◆ Data provided:
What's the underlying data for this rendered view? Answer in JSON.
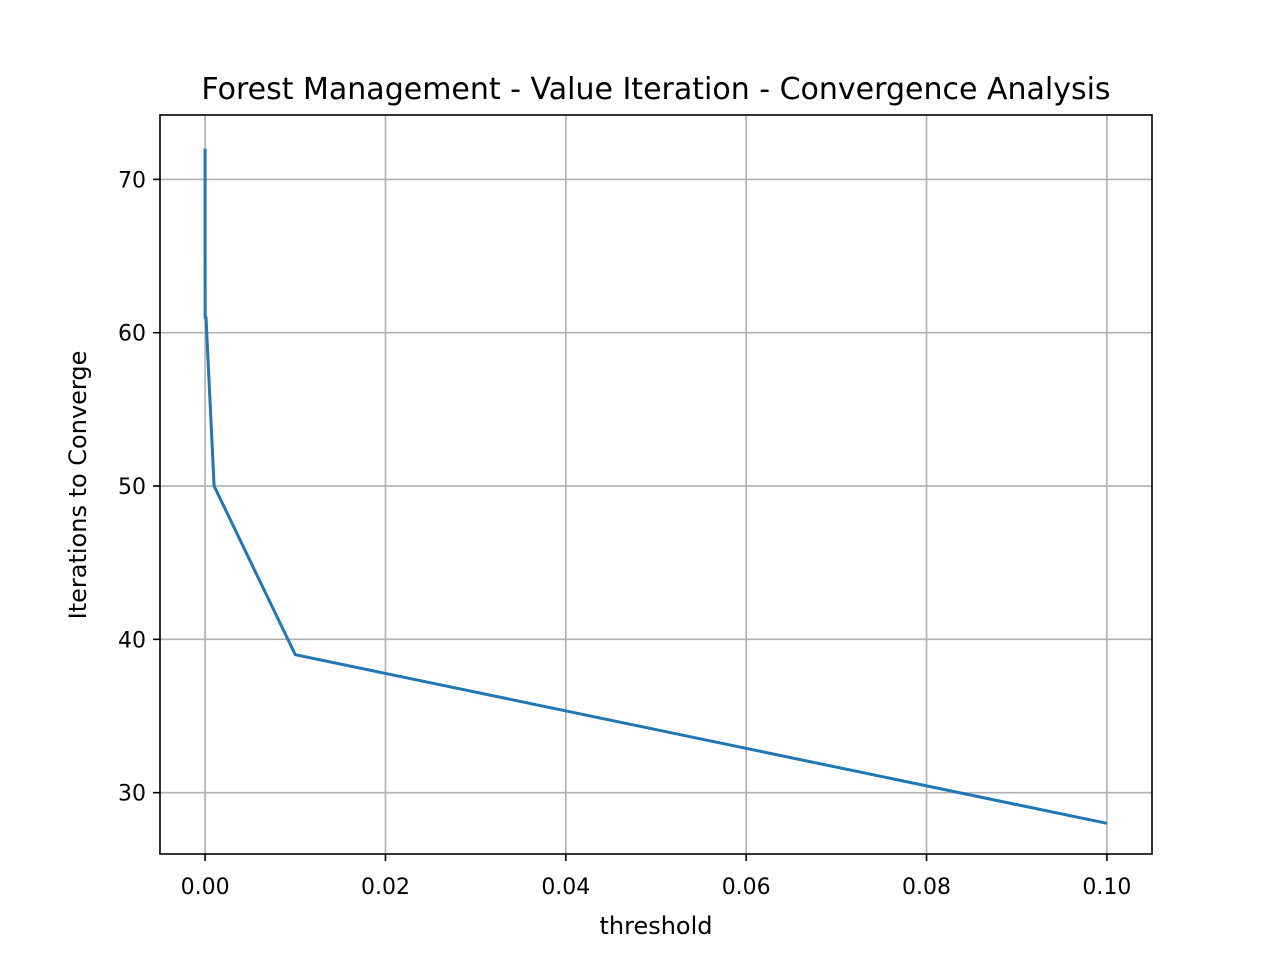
{
  "chart_data": {
    "type": "line",
    "title": "Forest Management - Value Iteration - Convergence Analysis",
    "xlabel": "threshold",
    "ylabel": "Iterations to Converge",
    "xlim": [
      -0.005,
      0.105
    ],
    "ylim": [
      26,
      74.2
    ],
    "xticks": [
      0.0,
      0.02,
      0.04,
      0.06,
      0.08,
      0.1
    ],
    "xtick_labels": [
      "0.00",
      "0.02",
      "0.04",
      "0.06",
      "0.08",
      "0.10"
    ],
    "yticks": [
      30,
      40,
      50,
      60,
      70
    ],
    "ytick_labels": [
      "30",
      "40",
      "50",
      "60",
      "70"
    ],
    "grid": true,
    "legend": "none",
    "series": [
      {
        "color": "#1f77b4",
        "x": [
          1e-08,
          1e-07,
          1e-06,
          1e-05,
          0.0001,
          0.001,
          0.01,
          0.1
        ],
        "y": [
          72,
          69,
          65,
          61,
          61,
          50,
          39,
          28
        ]
      }
    ]
  }
}
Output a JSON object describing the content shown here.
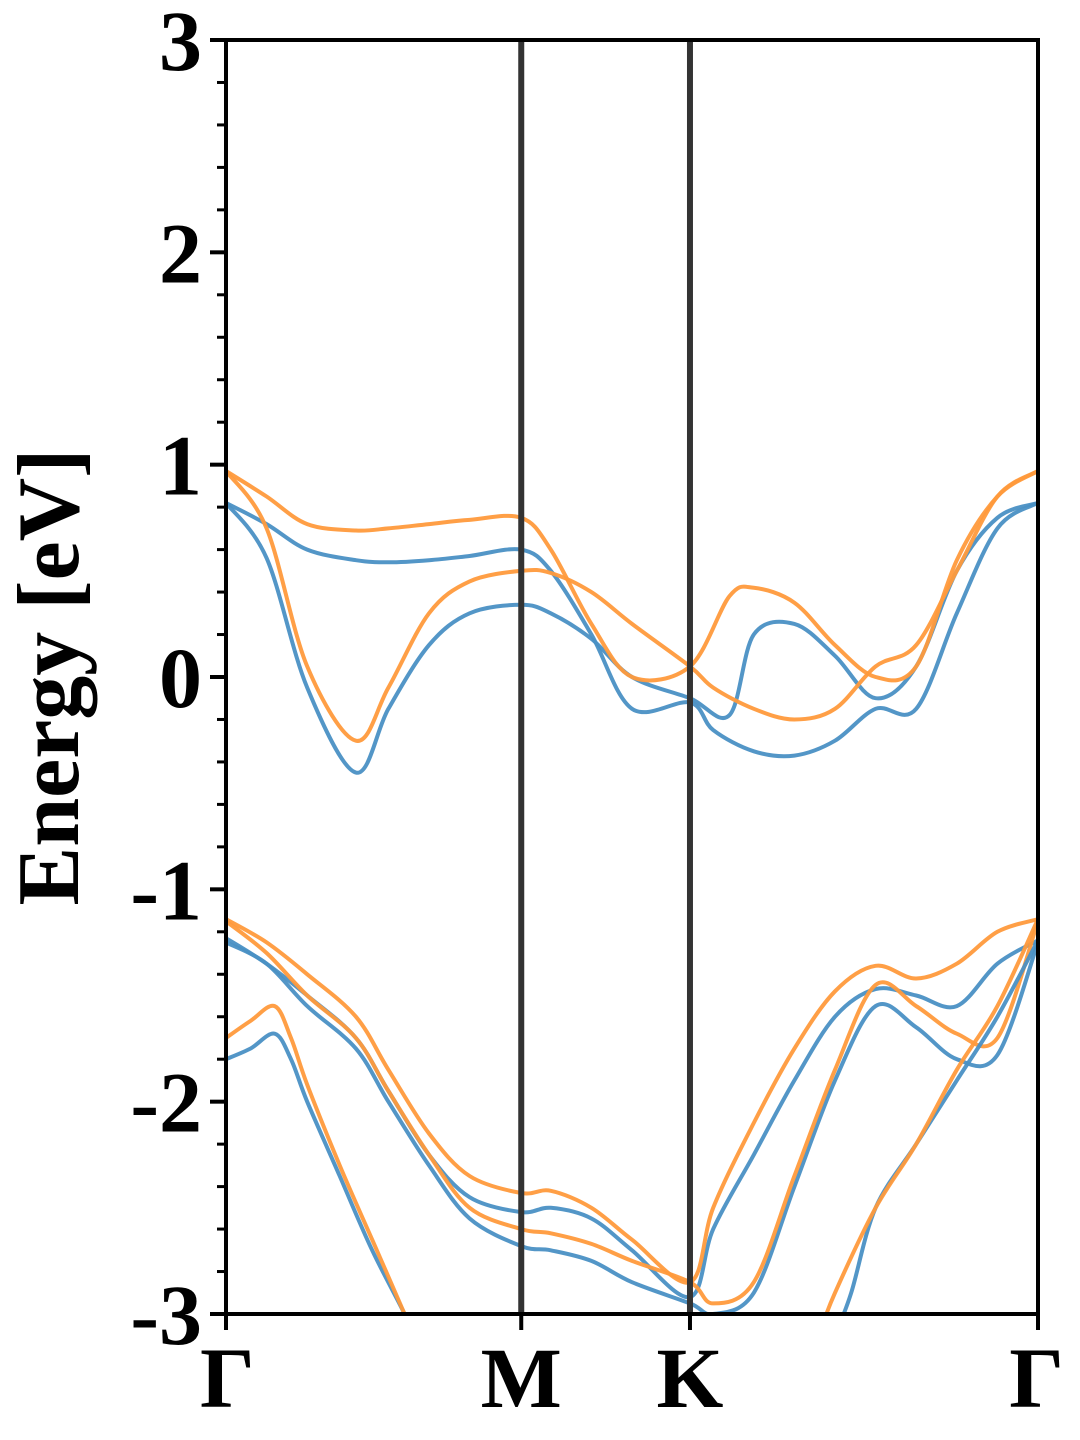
{
  "chart_data": {
    "type": "line",
    "title": "",
    "xlabel": "",
    "ylabel": "Energy [eV]",
    "ylim": [
      -3,
      3
    ],
    "xlim": [
      0,
      1
    ],
    "yticks": [
      -3,
      -2,
      -1,
      0,
      1,
      2,
      3
    ],
    "ytick_labels": [
      "-3",
      "-2",
      "-1",
      "0",
      "1",
      "2",
      "3"
    ],
    "xticks": [
      0,
      0.3636,
      0.5714,
      1
    ],
    "xtick_labels": [
      "Γ",
      "M",
      "K",
      "Γ"
    ],
    "grid": false,
    "legend": "none",
    "vlines_at": [
      0.3636,
      0.5714
    ],
    "colors": {
      "series_a": "#4a90c4",
      "series_b": "#ff9a3c",
      "vline": "#333333"
    },
    "series": [
      {
        "color_key": "series_a",
        "x": [
          0,
          0.05,
          0.1,
          0.16,
          0.2,
          0.25,
          0.3,
          0.3636,
          0.4,
          0.45,
          0.5,
          0.5714,
          0.62,
          0.65,
          0.7,
          0.75,
          0.8,
          0.85,
          0.9,
          0.95,
          1.0
        ],
        "y": [
          0.82,
          0.56,
          -0.05,
          -0.45,
          -0.15,
          0.15,
          0.3,
          0.34,
          0.3,
          0.18,
          0.0,
          -0.1,
          -0.18,
          0.2,
          0.25,
          0.1,
          -0.1,
          0.05,
          0.5,
          0.75,
          0.82
        ]
      },
      {
        "color_key": "series_a",
        "x": [
          0,
          0.05,
          0.1,
          0.16,
          0.2,
          0.25,
          0.3,
          0.3636,
          0.4,
          0.45,
          0.5,
          0.5714,
          0.6,
          0.65,
          0.7,
          0.75,
          0.8,
          0.85,
          0.9,
          0.95,
          1.0
        ],
        "y": [
          0.82,
          0.72,
          0.6,
          0.55,
          0.54,
          0.55,
          0.57,
          0.6,
          0.5,
          0.2,
          -0.15,
          -0.12,
          -0.25,
          -0.35,
          -0.37,
          -0.3,
          -0.15,
          -0.15,
          0.3,
          0.7,
          0.82
        ]
      },
      {
        "color_key": "series_b",
        "x": [
          0,
          0.05,
          0.1,
          0.16,
          0.2,
          0.25,
          0.3,
          0.3636,
          0.4,
          0.45,
          0.5,
          0.5714,
          0.6,
          0.65,
          0.7,
          0.75,
          0.8,
          0.85,
          0.9,
          0.95,
          1.0
        ],
        "y": [
          0.97,
          0.7,
          0.05,
          -0.3,
          -0.05,
          0.3,
          0.45,
          0.5,
          0.49,
          0.4,
          0.25,
          0.05,
          -0.05,
          -0.15,
          -0.2,
          -0.15,
          0.05,
          0.15,
          0.5,
          0.85,
          0.97
        ]
      },
      {
        "color_key": "series_b",
        "x": [
          0,
          0.05,
          0.1,
          0.16,
          0.2,
          0.25,
          0.3,
          0.3636,
          0.4,
          0.45,
          0.5,
          0.5714,
          0.62,
          0.65,
          0.7,
          0.75,
          0.8,
          0.85,
          0.9,
          0.95,
          1.0
        ],
        "y": [
          0.97,
          0.85,
          0.72,
          0.69,
          0.7,
          0.72,
          0.74,
          0.75,
          0.6,
          0.25,
          0.0,
          0.05,
          0.38,
          0.42,
          0.35,
          0.15,
          0.0,
          0.05,
          0.55,
          0.85,
          0.97
        ]
      },
      {
        "color_key": "series_a",
        "x": [
          0,
          0.05,
          0.1,
          0.16,
          0.2,
          0.25,
          0.3,
          0.3636,
          0.4,
          0.45,
          0.5,
          0.5714,
          0.6,
          0.65,
          0.7,
          0.75,
          0.8,
          0.85,
          0.9,
          0.95,
          1.0
        ],
        "y": [
          -1.23,
          -1.35,
          -1.5,
          -1.7,
          -1.95,
          -2.25,
          -2.45,
          -2.52,
          -2.5,
          -2.55,
          -2.7,
          -2.92,
          -2.6,
          -2.25,
          -1.9,
          -1.6,
          -1.47,
          -1.5,
          -1.55,
          -1.35,
          -1.24
        ]
      },
      {
        "color_key": "series_b",
        "x": [
          0,
          0.05,
          0.1,
          0.16,
          0.2,
          0.25,
          0.3,
          0.3636,
          0.4,
          0.45,
          0.5,
          0.5714,
          0.6,
          0.65,
          0.7,
          0.75,
          0.8,
          0.85,
          0.9,
          0.95,
          1.0
        ],
        "y": [
          -1.14,
          -1.25,
          -1.4,
          -1.6,
          -1.85,
          -2.15,
          -2.35,
          -2.43,
          -2.42,
          -2.5,
          -2.65,
          -2.85,
          -2.5,
          -2.1,
          -1.75,
          -1.48,
          -1.36,
          -1.42,
          -1.35,
          -1.2,
          -1.14
        ]
      },
      {
        "color_key": "series_a",
        "x": [
          0,
          0.05,
          0.1,
          0.16,
          0.2,
          0.25,
          0.3,
          0.3636,
          0.4,
          0.45,
          0.5,
          0.5714,
          0.6,
          0.65,
          0.7,
          0.75,
          0.8,
          0.85,
          0.9,
          0.95,
          1.0
        ],
        "y": [
          -1.25,
          -1.35,
          -1.55,
          -1.75,
          -2.0,
          -2.3,
          -2.55,
          -2.68,
          -2.7,
          -2.75,
          -2.85,
          -2.95,
          -3.0,
          -2.9,
          -2.4,
          -1.9,
          -1.55,
          -1.65,
          -1.8,
          -1.78,
          -1.25
        ]
      },
      {
        "color_key": "series_b",
        "x": [
          0,
          0.05,
          0.1,
          0.16,
          0.2,
          0.25,
          0.3,
          0.3636,
          0.4,
          0.45,
          0.5,
          0.5714,
          0.6,
          0.65,
          0.7,
          0.75,
          0.8,
          0.85,
          0.9,
          0.95,
          1.0
        ],
        "y": [
          -1.15,
          -1.3,
          -1.5,
          -1.7,
          -1.95,
          -2.25,
          -2.5,
          -2.6,
          -2.62,
          -2.67,
          -2.75,
          -2.85,
          -2.95,
          -2.85,
          -2.35,
          -1.85,
          -1.45,
          -1.55,
          -1.68,
          -1.7,
          -1.15
        ]
      },
      {
        "color_key": "series_a",
        "x": [
          0,
          0.03,
          0.06,
          0.08,
          0.1,
          0.14,
          0.18,
          0.22,
          0.23
        ],
        "y": [
          -1.8,
          -1.75,
          -1.68,
          -1.8,
          -2.0,
          -2.35,
          -2.7,
          -3.0,
          -3.1
        ]
      },
      {
        "color_key": "series_b",
        "x": [
          0,
          0.03,
          0.06,
          0.08,
          0.1,
          0.14,
          0.18,
          0.22,
          0.23
        ],
        "y": [
          -1.7,
          -1.62,
          -1.55,
          -1.7,
          -1.92,
          -2.3,
          -2.65,
          -3.0,
          -3.1
        ]
      },
      {
        "color_key": "series_a",
        "x": [
          0.75,
          0.77,
          0.8,
          0.85,
          0.9,
          0.95,
          1.0
        ],
        "y": [
          -3.1,
          -2.9,
          -2.5,
          -2.2,
          -1.9,
          -1.6,
          -1.24
        ]
      },
      {
        "color_key": "series_b",
        "x": [
          0.73,
          0.75,
          0.8,
          0.85,
          0.9,
          0.95,
          1.0
        ],
        "y": [
          -3.1,
          -2.9,
          -2.5,
          -2.2,
          -1.85,
          -1.55,
          -1.14
        ]
      }
    ]
  }
}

◆ Stated problem: Collect from the data above every line that includes "ylabel".

◆ Worked solution:
    "ylabel": "Iterations to Converge",
    "ylabel": "Energy [eV]",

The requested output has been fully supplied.